*INSTRUCTION:* Repeat all the material exactly; pictures stay out of your copy.

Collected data

----

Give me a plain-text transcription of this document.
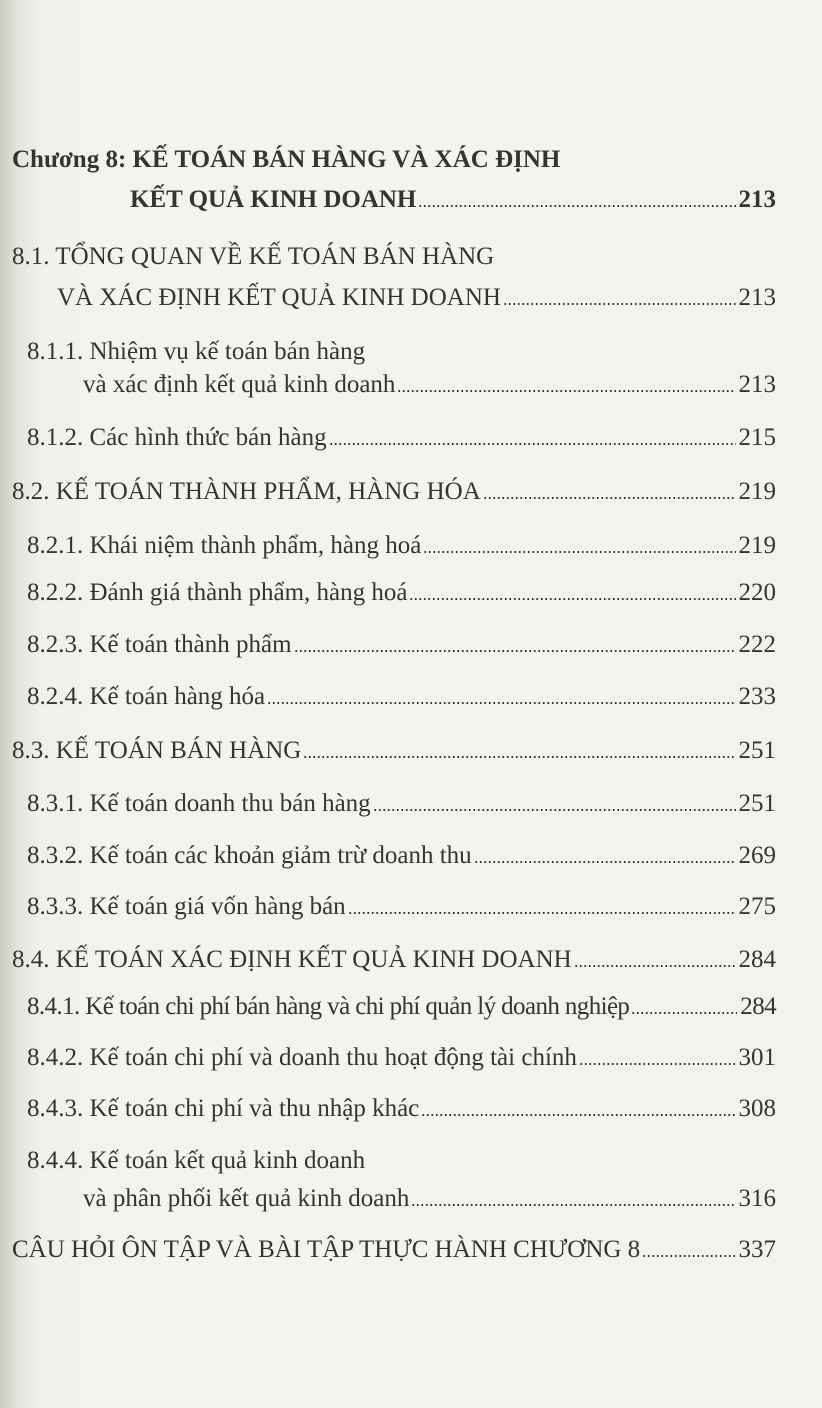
Chương 8: KẾ TOÁN BÁN HÀNG VÀ XÁC ĐỊNH
KẾT QUẢ KINH DOANH	213
8.1. TỔNG QUAN VỀ KẾ TOÁN BÁN HÀNG
VÀ XÁC ĐỊNH KẾT QUẢ KINH DOANH	213
8.1.1. Nhiệm vụ kế toán bán hàng
và xác định kết quả kinh doanh	213
8.1.2. Các hình thức bán hàng	215
8.2. KẾ TOÁN THÀNH PHẨM, HÀNG HÓA	219
8.2.1. Khái niệm thành phẩm, hàng hoá	219
8.2.2. Đánh giá thành phẩm, hàng hoá	220
8.2.3. Kế toán thành phẩm	222
8.2.4. Kế toán hàng hóa	233
8.3. KẾ TOÁN BÁN HÀNG	251
8.3.1. Kế toán doanh thu bán hàng	251
8.3.2. Kế toán các khoản giảm trừ doanh thu	269
8.3.3. Kế toán giá vốn hàng bán	275
8.4. KẾ TOÁN XÁC ĐỊNH KẾT QUẢ KINH DOANH	284
8.4.1. Kế toán chi phí bán hàng và chi phí quản lý doanh nghiệp	284
8.4.2. Kế toán chi phí và doanh thu hoạt động tài chính	301
8.4.3. Kế toán chi phí và thu nhập khác	308
8.4.4. Kế toán kết quả kinh doanh
và phân phối kết quả kinh doanh	316
CÂU HỎI ÔN TẬP VÀ BÀI TẬP THỰC HÀNH CHƯƠNG 8	337
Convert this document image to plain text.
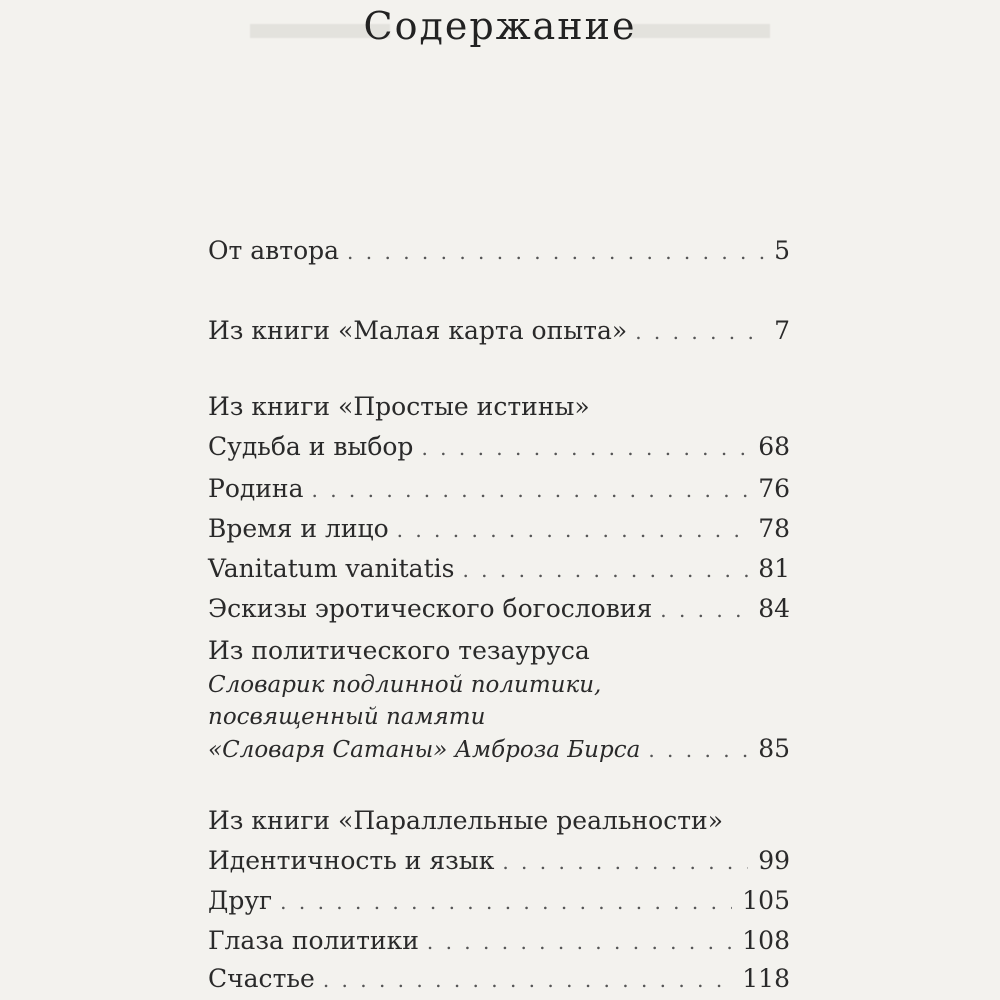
Содержание
От автора . . .	5
Из книги «Малая карта опыта» . . .	7
Из книги «Простые истины»
Судьба и выбор . . .	68
Родина . . .	76
Время и лицо . . .	78
Vanitatum vanitatis . . .	81
Эскизы эротического богословия . . .	84
Из политического тезауруса
Словарик подлинной политики,
посвященный памяти
«Словаря Сатаны» Амброза Бирса . . .	85
Из книги «Параллельные реальности»
Идентичность и язык . . .	99
Друг . . .	105
Глаза политики . . .	108
Счастье . . .	118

----

*RESPONSE BELOW:*
Give me a plain-text transcription of this document.
Chương 8: KẾ TOÁN BÁN HÀNG VÀ XÁC ĐỊNH
KẾT QUẢ KINH DOANH	213
8.1. TỔNG QUAN VỀ KẾ TOÁN BÁN HÀNG
VÀ XÁC ĐỊNH KẾT QUẢ KINH DOANH	213
8.1.1. Nhiệm vụ kế toán bán hàng
và xác định kết quả kinh doanh	213
8.1.2. Các hình thức bán hàng	215
8.2. KẾ TOÁN THÀNH PHẨM, HÀNG HÓA	219
8.2.1. Khái niệm thành phẩm, hàng hoá	219
8.2.2. Đánh giá thành phẩm, hàng hoá	220
8.2.3. Kế toán thành phẩm	222
8.2.4. Kế toán hàng hóa	233
8.3. KẾ TOÁN BÁN HÀNG	251
8.3.1. Kế toán doanh thu bán hàng	251
8.3.2. Kế toán các khoản giảm trừ doanh thu	269
8.3.3. Kế toán giá vốn hàng bán	275
8.4. KẾ TOÁN XÁC ĐỊNH KẾT QUẢ KINH DOANH	284
8.4.1. Kế toán chi phí bán hàng và chi phí quản lý doanh nghiệp	284
8.4.2. Kế toán chi phí và doanh thu hoạt động tài chính	301
8.4.3. Kế toán chi phí và thu nhập khác	308
8.4.4. Kế toán kết quả kinh doanh
và phân phối kết quả kinh doanh	316
CÂU HỎI ÔN TẬP VÀ BÀI TẬP THỰC HÀNH CHƯƠNG 8	337
Convert this document image to plain text.
Содержание
От автора . . .	5
Из книги «Малая карта опыта» . . .	7
Из книги «Простые истины»
Судьба и выбор . . .	68
Родина . . .	76
Время и лицо . . .	78
Vanitatum vanitatis . . .	81
Эскизы эротического богословия . . .	84
Из политического тезауруса
Словарик подлинной политики,
посвященный памяти
«Словаря Сатаны» Амброза Бирса . . .	85
Из книги «Параллельные реальности»
Идентичность и язык . . .	99
Друг . . .	105
Глаза политики . . .	108
Счастье . . .	118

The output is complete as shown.